Stored records
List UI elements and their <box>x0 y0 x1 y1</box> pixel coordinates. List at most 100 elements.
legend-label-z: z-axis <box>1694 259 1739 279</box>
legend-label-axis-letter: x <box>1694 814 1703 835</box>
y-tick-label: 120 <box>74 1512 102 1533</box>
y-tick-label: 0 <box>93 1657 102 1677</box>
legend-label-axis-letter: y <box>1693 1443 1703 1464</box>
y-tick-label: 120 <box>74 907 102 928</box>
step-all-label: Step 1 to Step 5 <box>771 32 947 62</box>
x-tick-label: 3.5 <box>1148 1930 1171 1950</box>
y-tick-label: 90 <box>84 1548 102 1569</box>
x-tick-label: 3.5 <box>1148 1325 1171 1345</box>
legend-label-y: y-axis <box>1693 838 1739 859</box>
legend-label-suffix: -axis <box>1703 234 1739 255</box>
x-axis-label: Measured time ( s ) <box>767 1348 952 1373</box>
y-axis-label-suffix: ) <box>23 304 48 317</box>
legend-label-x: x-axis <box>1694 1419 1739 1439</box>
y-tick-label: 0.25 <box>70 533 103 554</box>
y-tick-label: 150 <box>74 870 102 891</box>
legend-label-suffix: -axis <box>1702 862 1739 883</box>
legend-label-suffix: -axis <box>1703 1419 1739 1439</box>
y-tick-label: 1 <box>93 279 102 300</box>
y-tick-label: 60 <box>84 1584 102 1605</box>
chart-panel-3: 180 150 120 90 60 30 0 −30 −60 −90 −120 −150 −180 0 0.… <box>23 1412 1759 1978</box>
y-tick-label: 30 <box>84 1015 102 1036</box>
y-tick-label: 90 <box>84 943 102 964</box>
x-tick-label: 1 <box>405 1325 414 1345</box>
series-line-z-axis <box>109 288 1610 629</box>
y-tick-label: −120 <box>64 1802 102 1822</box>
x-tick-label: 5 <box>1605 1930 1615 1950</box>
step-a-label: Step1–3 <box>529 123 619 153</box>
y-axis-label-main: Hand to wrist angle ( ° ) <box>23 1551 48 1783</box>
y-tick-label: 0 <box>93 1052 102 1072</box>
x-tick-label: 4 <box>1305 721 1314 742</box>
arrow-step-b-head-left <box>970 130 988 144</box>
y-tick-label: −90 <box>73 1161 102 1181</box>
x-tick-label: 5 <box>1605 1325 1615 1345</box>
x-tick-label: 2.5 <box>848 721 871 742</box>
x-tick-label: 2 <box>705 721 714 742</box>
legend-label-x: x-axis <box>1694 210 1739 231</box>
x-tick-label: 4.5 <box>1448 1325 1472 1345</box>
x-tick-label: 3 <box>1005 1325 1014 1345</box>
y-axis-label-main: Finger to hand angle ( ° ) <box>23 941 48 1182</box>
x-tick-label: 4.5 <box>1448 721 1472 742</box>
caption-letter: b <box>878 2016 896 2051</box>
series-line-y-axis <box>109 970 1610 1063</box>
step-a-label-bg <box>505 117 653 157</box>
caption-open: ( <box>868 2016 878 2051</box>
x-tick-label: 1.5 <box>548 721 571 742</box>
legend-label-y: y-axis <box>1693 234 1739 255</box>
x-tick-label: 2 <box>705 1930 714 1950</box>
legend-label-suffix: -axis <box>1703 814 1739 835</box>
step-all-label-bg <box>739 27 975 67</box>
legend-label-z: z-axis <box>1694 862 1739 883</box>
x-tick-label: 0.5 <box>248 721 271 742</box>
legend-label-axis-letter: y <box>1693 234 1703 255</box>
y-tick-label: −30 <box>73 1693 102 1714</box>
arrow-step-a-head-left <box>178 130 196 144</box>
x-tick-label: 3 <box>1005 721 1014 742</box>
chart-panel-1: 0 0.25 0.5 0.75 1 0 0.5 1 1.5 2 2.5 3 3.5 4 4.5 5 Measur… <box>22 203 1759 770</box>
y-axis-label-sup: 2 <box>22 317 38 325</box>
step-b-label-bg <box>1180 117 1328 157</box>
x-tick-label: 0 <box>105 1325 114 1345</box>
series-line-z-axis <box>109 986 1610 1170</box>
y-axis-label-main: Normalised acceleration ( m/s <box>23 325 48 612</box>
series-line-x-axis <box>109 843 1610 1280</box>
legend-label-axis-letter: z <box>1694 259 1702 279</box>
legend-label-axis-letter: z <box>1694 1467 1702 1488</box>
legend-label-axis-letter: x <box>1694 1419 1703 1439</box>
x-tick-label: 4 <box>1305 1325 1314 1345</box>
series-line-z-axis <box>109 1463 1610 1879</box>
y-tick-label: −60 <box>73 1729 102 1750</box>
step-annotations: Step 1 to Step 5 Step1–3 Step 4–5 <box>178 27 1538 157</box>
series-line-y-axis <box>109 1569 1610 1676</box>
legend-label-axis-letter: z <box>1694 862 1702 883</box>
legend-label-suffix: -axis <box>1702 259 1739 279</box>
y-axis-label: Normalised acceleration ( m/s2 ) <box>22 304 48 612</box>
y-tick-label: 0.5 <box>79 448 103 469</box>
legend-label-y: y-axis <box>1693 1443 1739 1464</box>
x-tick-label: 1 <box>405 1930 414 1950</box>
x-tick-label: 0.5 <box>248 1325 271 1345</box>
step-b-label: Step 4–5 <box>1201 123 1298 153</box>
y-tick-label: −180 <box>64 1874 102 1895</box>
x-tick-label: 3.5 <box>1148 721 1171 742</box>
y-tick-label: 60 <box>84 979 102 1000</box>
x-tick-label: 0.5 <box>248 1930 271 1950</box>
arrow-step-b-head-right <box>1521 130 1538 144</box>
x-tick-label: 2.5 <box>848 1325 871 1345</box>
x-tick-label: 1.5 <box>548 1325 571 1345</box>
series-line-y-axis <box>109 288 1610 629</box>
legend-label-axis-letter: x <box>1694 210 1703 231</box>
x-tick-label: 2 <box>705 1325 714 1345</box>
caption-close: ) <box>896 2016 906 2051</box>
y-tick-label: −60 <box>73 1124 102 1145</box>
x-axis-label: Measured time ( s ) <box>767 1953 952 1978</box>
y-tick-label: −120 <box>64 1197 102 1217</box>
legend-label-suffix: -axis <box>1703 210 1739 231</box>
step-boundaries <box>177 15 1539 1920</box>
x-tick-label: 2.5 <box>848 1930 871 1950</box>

Task to carry out:
Rewrite all of the records, changing "Measured time" to "Elapsed time" and leaving everything else unchanged.

Completed exercise:
List UI elements and their <box>x0 y0 x1 y1</box> pixel coordinates. List at most 100 elements.
legend-label-z: z-axis <box>1694 259 1739 279</box>
legend-label-axis-letter: x <box>1694 814 1703 835</box>
y-tick-label: 120 <box>74 1512 102 1533</box>
y-tick-label: 0 <box>93 1657 102 1677</box>
legend-label-axis-letter: y <box>1693 1443 1703 1464</box>
y-tick-label: 120 <box>74 907 102 928</box>
step-all-label: Step 1 to Step 5 <box>771 32 947 62</box>
x-tick-label: 3.5 <box>1148 1930 1171 1950</box>
y-tick-label: 90 <box>84 1548 102 1569</box>
x-tick-label: 3.5 <box>1148 1325 1171 1345</box>
legend-label-y: y-axis <box>1693 838 1739 859</box>
legend-label-suffix: -axis <box>1703 234 1739 255</box>
x-axis-label: Elapsed time ( s ) <box>767 1348 952 1373</box>
y-axis-label-suffix: ) <box>23 304 48 317</box>
legend-label-x: x-axis <box>1694 1419 1739 1439</box>
y-tick-label: 0.25 <box>70 533 103 554</box>
y-tick-label: 150 <box>74 870 102 891</box>
legend-label-suffix: -axis <box>1702 862 1739 883</box>
legend-label-suffix: -axis <box>1703 1419 1739 1439</box>
y-tick-label: 1 <box>93 279 102 300</box>
y-tick-label: 60 <box>84 1584 102 1605</box>
chart-panel-3: 180 150 120 90 60 30 0 −30 −60 −90 −120 −150 −180 0 0.… <box>23 1412 1759 1978</box>
y-tick-label: 30 <box>84 1015 102 1036</box>
y-tick-label: 90 <box>84 943 102 964</box>
x-tick-label: 1 <box>405 1325 414 1345</box>
series-line-z-axis <box>109 288 1610 629</box>
y-tick-label: −120 <box>64 1802 102 1822</box>
x-tick-label: 5 <box>1605 1930 1615 1950</box>
step-a-label: Step1–3 <box>529 123 619 153</box>
y-axis-label-main: Hand to wrist angle ( ° ) <box>23 1551 48 1783</box>
y-tick-label: 0 <box>93 1052 102 1072</box>
x-tick-label: 4 <box>1305 721 1314 742</box>
arrow-step-b-head-left <box>970 130 988 144</box>
y-tick-label: −90 <box>73 1161 102 1181</box>
x-tick-label: 5 <box>1605 1325 1615 1345</box>
x-tick-label: 2.5 <box>848 721 871 742</box>
x-tick-label: 2 <box>705 721 714 742</box>
legend-label-x: x-axis <box>1694 210 1739 231</box>
x-tick-label: 4.5 <box>1448 1325 1472 1345</box>
x-tick-label: 3 <box>1005 1325 1014 1345</box>
y-axis-label-main: Finger to hand angle ( ° ) <box>23 941 48 1182</box>
x-tick-label: 4.5 <box>1448 721 1472 742</box>
caption-letter: b <box>878 2016 896 2051</box>
series-line-y-axis <box>109 970 1610 1063</box>
step-a-label-bg <box>505 117 653 157</box>
caption-open: ( <box>868 2016 878 2051</box>
x-tick-label: 1.5 <box>548 721 571 742</box>
legend-label-y: y-axis <box>1693 234 1739 255</box>
x-tick-label: 2 <box>705 1930 714 1950</box>
legend-label-suffix: -axis <box>1703 814 1739 835</box>
step-all-label-bg <box>739 27 975 67</box>
legend-label-z: z-axis <box>1694 862 1739 883</box>
x-tick-label: 0.5 <box>248 721 271 742</box>
legend-label-axis-letter: y <box>1693 234 1703 255</box>
y-tick-label: −30 <box>73 1693 102 1714</box>
arrow-step-a-head-left <box>178 130 196 144</box>
x-tick-label: 3 <box>1005 721 1014 742</box>
chart-panel-1: 0 0.25 0.5 0.75 1 0 0.5 1 1.5 2 2.5 3 3.5 4 4.5 5 Measur… <box>22 203 1759 770</box>
y-axis-label-sup: 2 <box>22 317 38 325</box>
step-b-label-bg <box>1180 117 1328 157</box>
x-tick-label: 0 <box>105 1325 114 1345</box>
series-line-z-axis <box>109 986 1610 1170</box>
y-axis-label-main: Normalised acceleration ( m/s <box>23 325 48 612</box>
series-line-x-axis <box>109 843 1610 1280</box>
legend-label-axis-letter: z <box>1694 259 1702 279</box>
legend-label-axis-letter: z <box>1694 1467 1702 1488</box>
legend-label-axis-letter: x <box>1694 1419 1703 1439</box>
x-tick-label: 4 <box>1305 1325 1314 1345</box>
series-line-z-axis <box>109 1463 1610 1879</box>
y-tick-label: −60 <box>73 1729 102 1750</box>
step-annotations: Step 1 to Step 5 Step1–3 Step 4–5 <box>178 27 1538 157</box>
series-line-y-axis <box>109 1569 1610 1676</box>
legend-label-axis-letter: z <box>1694 862 1702 883</box>
legend-label-suffix: -axis <box>1702 259 1739 279</box>
y-axis-label: Normalised acceleration ( m/s2 ) <box>22 304 48 612</box>
y-tick-label: 0.5 <box>79 448 103 469</box>
legend-label-y: y-axis <box>1693 1443 1739 1464</box>
x-tick-label: 1 <box>405 1930 414 1950</box>
x-tick-label: 0.5 <box>248 1325 271 1345</box>
step-b-label: Step 4–5 <box>1201 123 1298 153</box>
y-tick-label: −180 <box>64 1874 102 1895</box>
x-tick-label: 3.5 <box>1148 721 1171 742</box>
y-tick-label: 60 <box>84 979 102 1000</box>
x-tick-label: 0.5 <box>248 1930 271 1950</box>
arrow-step-b-head-right <box>1521 130 1538 144</box>
x-tick-label: 2.5 <box>848 1325 871 1345</box>
x-tick-label: 1.5 <box>548 1325 571 1345</box>
series-line-y-axis <box>109 288 1610 629</box>
legend-label-axis-letter: x <box>1694 210 1703 231</box>
x-tick-label: 2 <box>705 1325 714 1345</box>
caption-close: ) <box>896 2016 906 2051</box>
y-tick-label: −60 <box>73 1124 102 1145</box>
x-axis-label: Elapsed time ( s ) <box>767 1953 952 1978</box>
y-tick-label: −120 <box>64 1197 102 1217</box>
legend-label-suffix: -axis <box>1703 210 1739 231</box>
step-boundaries <box>177 15 1539 1920</box>
x-tick-label: 2.5 <box>848 1930 871 1950</box>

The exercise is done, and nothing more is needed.